• Data supplied
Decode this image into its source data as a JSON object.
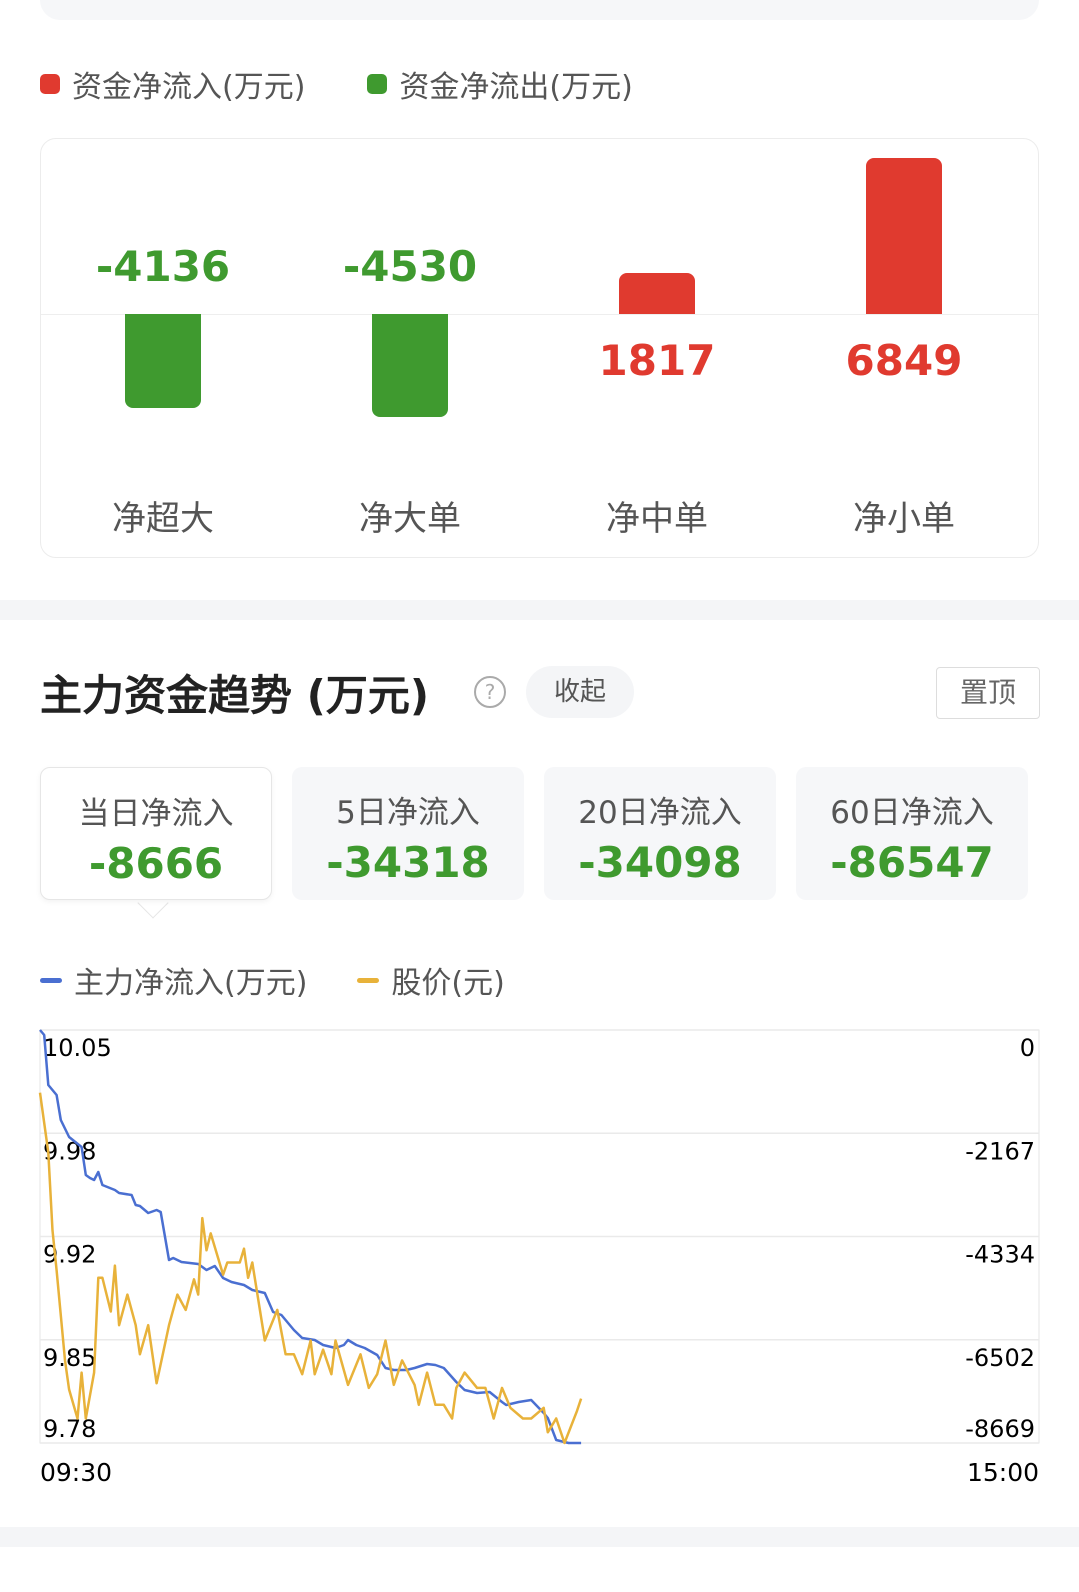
{
  "colors": {
    "inflow": "#e03a2f",
    "outflow": "#3f9a2f",
    "flow_line": "#4a6fd1",
    "price_line": "#e8b23a"
  },
  "distribution": {
    "legend": [
      {
        "label": "资金净流入(万元)",
        "color": "#e03a2f"
      },
      {
        "label": "资金净流出(万元)",
        "color": "#3f9a2f"
      }
    ],
    "chart_data": {
      "type": "bar",
      "categories": [
        "净超大",
        "净大单",
        "净中单",
        "净小单"
      ],
      "values": [
        -4136,
        -4530,
        1817,
        6849
      ],
      "value_labels": [
        "-4136",
        "-4530",
        "1817",
        "6849"
      ]
    }
  },
  "trend": {
    "title": "主力资金趋势 (万元)",
    "help_icon": "question-circle-icon",
    "collapse_label": "收起",
    "pin_label": "置顶",
    "tabs": [
      {
        "label": "当日净流入",
        "value": "-8666",
        "active": true
      },
      {
        "label": "5日净流入",
        "value": "-34318"
      },
      {
        "label": "20日净流入",
        "value": "-34098"
      },
      {
        "label": "60日净流入",
        "value": "-86547"
      }
    ],
    "legend": [
      {
        "label": "主力净流入(万元)",
        "color": "#4a6fd1"
      },
      {
        "label": "股价(元)",
        "color": "#e8b23a"
      }
    ],
    "chart_data": {
      "type": "line",
      "x_ticks": [
        "09:30",
        "15:00"
      ],
      "left_axis": {
        "ticks": [
          "10.05",
          "9.98",
          "9.92",
          "9.85",
          "9.78"
        ],
        "range": [
          9.78,
          10.05
        ]
      },
      "right_axis": {
        "ticks": [
          "0",
          "-2167",
          "-4334",
          "-6502",
          "-8669"
        ],
        "range": [
          -8669,
          0
        ]
      },
      "grid": true,
      "series": [
        {
          "name": "主力净流入(万元)",
          "axis": "right",
          "points": [
            [
              "09:30",
              0
            ],
            [
              "09:31",
              -105
            ],
            [
              "09:32",
              -1154
            ],
            [
              "09:34",
              -1364
            ],
            [
              "09:35",
              -1889
            ],
            [
              "09:37",
              -2246
            ],
            [
              "09:40",
              -2456
            ],
            [
              "09:41",
              -3044
            ],
            [
              "09:42",
              -3107
            ],
            [
              "09:43",
              -3149
            ],
            [
              "09:44",
              -2981
            ],
            [
              "09:45",
              -3253
            ],
            [
              "09:48",
              -3358
            ],
            [
              "09:49",
              -3421
            ],
            [
              "09:52",
              -3463
            ],
            [
              "09:53",
              -3673
            ],
            [
              "09:54",
              -3694
            ],
            [
              "09:56",
              -3841
            ],
            [
              "09:58",
              -3778
            ],
            [
              "09:59",
              -3820
            ],
            [
              "10:01",
              -4828
            ],
            [
              "10:02",
              -4786
            ],
            [
              "10:04",
              -4870
            ],
            [
              "10:08",
              -4912
            ],
            [
              "10:10",
              -5038
            ],
            [
              "10:12",
              -4954
            ],
            [
              "10:14",
              -5206
            ],
            [
              "10:16",
              -5290
            ],
            [
              "10:19",
              -5352
            ],
            [
              "10:21",
              -5457
            ],
            [
              "10:24",
              -5520
            ],
            [
              "10:26",
              -5919
            ],
            [
              "10:28",
              -5982
            ],
            [
              "10:31",
              -6297
            ],
            [
              "10:33",
              -6465
            ],
            [
              "10:36",
              -6507
            ],
            [
              "10:38",
              -6612
            ],
            [
              "10:41",
              -6675
            ],
            [
              "10:43",
              -6612
            ],
            [
              "10:44",
              -6507
            ],
            [
              "10:46",
              -6612
            ],
            [
              "10:48",
              -6675
            ],
            [
              "10:51",
              -6822
            ],
            [
              "10:53",
              -7095
            ],
            [
              "10:55",
              -7137
            ],
            [
              "10:58",
              -7137
            ],
            [
              "11:00",
              -7095
            ],
            [
              "11:03",
              -7011
            ],
            [
              "11:05",
              -7032
            ],
            [
              "11:07",
              -7095
            ],
            [
              "11:10",
              -7389
            ],
            [
              "11:12",
              -7557
            ],
            [
              "11:15",
              -7620
            ],
            [
              "11:18",
              -7599
            ],
            [
              "11:21",
              -7809
            ],
            [
              "11:22",
              -7872
            ],
            [
              "11:25",
              -7809
            ],
            [
              "11:28",
              -7767
            ],
            [
              "13:01",
              -8040
            ],
            [
              "13:02",
              -8145
            ],
            [
              "13:04",
              -8606
            ],
            [
              "13:07",
              -8669
            ],
            [
              "13:10",
              -8669
            ]
          ]
        },
        {
          "name": "股价(元)",
          "axis": "left",
          "points": [
            [
              "09:30",
              10.009
            ],
            [
              "09:32",
              9.97
            ],
            [
              "09:33",
              9.919
            ],
            [
              "09:34",
              9.893
            ],
            [
              "09:36",
              9.834
            ],
            [
              "09:37",
              9.815
            ],
            [
              "09:39",
              9.796
            ],
            [
              "09:40",
              9.826
            ],
            [
              "09:41",
              9.796
            ],
            [
              "09:43",
              9.826
            ],
            [
              "09:44",
              9.888
            ],
            [
              "09:45",
              9.888
            ],
            [
              "09:47",
              9.866
            ],
            [
              "09:48",
              9.896
            ],
            [
              "09:49",
              9.857
            ],
            [
              "09:51",
              9.877
            ],
            [
              "09:53",
              9.857
            ],
            [
              "09:54",
              9.838
            ],
            [
              "09:56",
              9.857
            ],
            [
              "09:58",
              9.819
            ],
            [
              "10:01",
              9.857
            ],
            [
              "10:03",
              9.877
            ],
            [
              "10:05",
              9.867
            ],
            [
              "10:07",
              9.887
            ],
            [
              "10:08",
              9.877
            ],
            [
              "10:09",
              9.927
            ],
            [
              "10:10",
              9.906
            ],
            [
              "10:11",
              9.917
            ],
            [
              "10:14",
              9.89
            ],
            [
              "10:15",
              9.898
            ],
            [
              "10:18",
              9.898
            ],
            [
              "10:19",
              9.907
            ],
            [
              "10:20",
              9.888
            ],
            [
              "10:21",
              9.898
            ],
            [
              "10:24",
              9.847
            ],
            [
              "10:27",
              9.867
            ],
            [
              "10:29",
              9.838
            ],
            [
              "10:31",
              9.838
            ],
            [
              "10:33",
              9.825
            ],
            [
              "10:35",
              9.847
            ],
            [
              "10:36",
              9.825
            ],
            [
              "10:38",
              9.841
            ],
            [
              "10:40",
              9.825
            ],
            [
              "10:41",
              9.847
            ],
            [
              "10:44",
              9.818
            ],
            [
              "10:47",
              9.838
            ],
            [
              "10:49",
              9.816
            ],
            [
              "10:51",
              9.825
            ],
            [
              "10:53",
              9.847
            ],
            [
              "10:55",
              9.818
            ],
            [
              "10:57",
              9.834
            ],
            [
              "11:00",
              9.818
            ],
            [
              "11:01",
              9.805
            ],
            [
              "11:03",
              9.826
            ],
            [
              "11:05",
              9.805
            ],
            [
              "11:07",
              9.805
            ],
            [
              "11:09",
              9.796
            ],
            [
              "11:10",
              9.816
            ],
            [
              "11:12",
              9.826
            ],
            [
              "11:15",
              9.816
            ],
            [
              "11:17",
              9.816
            ],
            [
              "11:19",
              9.796
            ],
            [
              "11:21",
              9.816
            ],
            [
              "11:23",
              9.803
            ],
            [
              "11:26",
              9.796
            ],
            [
              "11:28",
              9.796
            ],
            [
              "13:01",
              9.803
            ],
            [
              "13:02",
              9.787
            ],
            [
              "13:04",
              9.796
            ],
            [
              "13:06",
              9.78
            ],
            [
              "13:09",
              9.801
            ],
            [
              "13:10",
              9.809
            ]
          ]
        }
      ]
    }
  }
}
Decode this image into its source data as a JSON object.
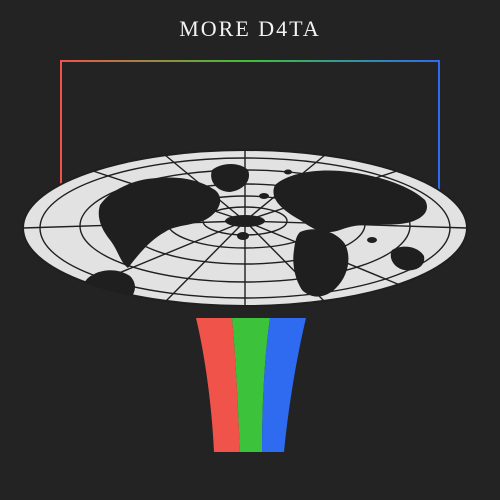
{
  "cover": {
    "title": "MORE D4TA",
    "background": "#232323",
    "colors": {
      "red": "#f0534a",
      "green": "#3dc23b",
      "blue": "#2f6bf0",
      "disc": "#e2e2e2",
      "land": "#1f1f1f"
    },
    "icons": [
      "spectrum-frame-icon",
      "globe-funnel-icon",
      "rgb-beam-icon"
    ]
  }
}
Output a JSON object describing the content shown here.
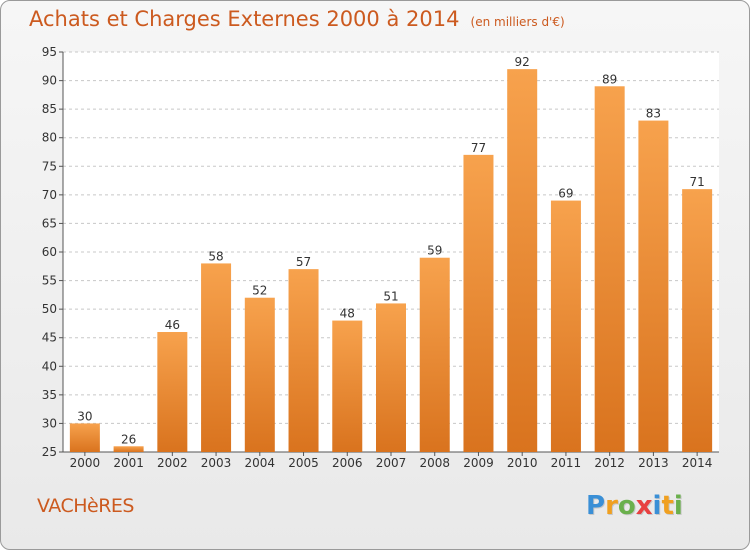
{
  "chart_data": {
    "type": "bar",
    "title": "Achats et Charges Externes 2000 à 2014",
    "unit": "(en milliers d'€)",
    "categories": [
      "2000",
      "2001",
      "2002",
      "2003",
      "2004",
      "2005",
      "2006",
      "2007",
      "2008",
      "2009",
      "2010",
      "2011",
      "2012",
      "2013",
      "2014"
    ],
    "values": [
      30,
      26,
      46,
      58,
      52,
      57,
      48,
      51,
      59,
      77,
      92,
      69,
      89,
      83,
      71
    ],
    "ylim": [
      25,
      95
    ],
    "yticks": [
      25,
      30,
      35,
      40,
      45,
      50,
      55,
      60,
      65,
      70,
      75,
      80,
      85,
      90,
      95
    ],
    "grid": "horizontal dashed",
    "bar_color_top": "#f7a24d",
    "bar_color_bottom": "#d9731e"
  },
  "commune": "VACHèRES",
  "brand": {
    "letters": [
      "P",
      "r",
      "o",
      "x",
      "i",
      "t",
      "i"
    ],
    "colors": [
      "#3a8fd6",
      "#f0a020",
      "#6ab04c",
      "#e84040",
      "#3a8fd6",
      "#f0a020",
      "#6ab04c"
    ]
  },
  "colors": {
    "title": "#cc5a1f"
  }
}
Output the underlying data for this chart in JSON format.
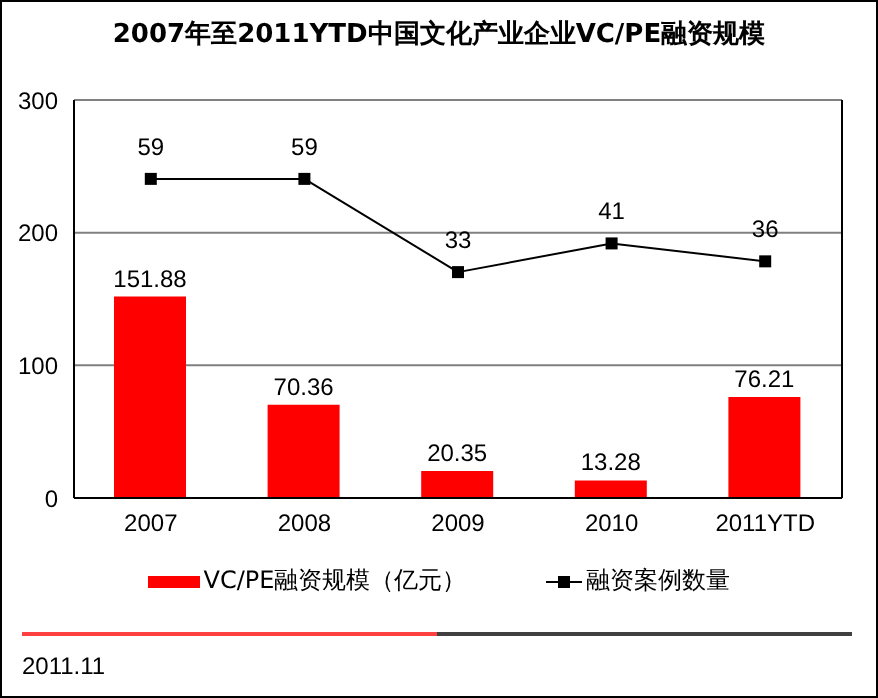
{
  "chart_data": {
    "type": "bar",
    "title": "2007年至2011YTD中国文化产业企业VC/PE融资规模",
    "categories": [
      "2007",
      "2008",
      "2009",
      "2010",
      "2011YTD"
    ],
    "series": [
      {
        "name": "VC/PE融资规模（亿元）",
        "color": "#ff0000",
        "values": [
          151.88,
          70.36,
          20.35,
          13.28,
          76.21
        ]
      },
      {
        "name": "融资案例数量",
        "type": "line",
        "axis": "y2",
        "color": "#000000",
        "marker": "square",
        "values": [
          59,
          59,
          33,
          41,
          36
        ]
      }
    ],
    "ylim": [
      0,
      300
    ],
    "yticks": [
      0,
      100,
      200,
      300
    ],
    "y2lim": [
      -30,
      81
    ],
    "grid": "y",
    "legend": "bottom",
    "data_labels": true,
    "annotations": [
      "2011.11"
    ]
  }
}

• Given request
Each line from the one that contains "Output the underlying" through the end of the records should be restated exactly; include both end lines and leave any pictures out.

• Answer to this problem
Output the underlying data for this chart in JSON format.
{
  "chart_data": {
    "type": "bar",
    "title": "2007年至2011YTD中国文化产业企业VC/PE融资规模",
    "categories": [
      "2007",
      "2008",
      "2009",
      "2010",
      "2011YTD"
    ],
    "series": [
      {
        "name": "VC/PE融资规模（亿元）",
        "color": "#ff0000",
        "values": [
          151.88,
          70.36,
          20.35,
          13.28,
          76.21
        ]
      },
      {
        "name": "融资案例数量",
        "type": "line",
        "axis": "y2",
        "color": "#000000",
        "marker": "square",
        "values": [
          59,
          59,
          33,
          41,
          36
        ]
      }
    ],
    "ylim": [
      0,
      300
    ],
    "yticks": [
      0,
      100,
      200,
      300
    ],
    "y2lim": [
      -30,
      81
    ],
    "grid": "y",
    "legend": "bottom",
    "data_labels": true,
    "annotations": [
      "2011.11"
    ]
  }
}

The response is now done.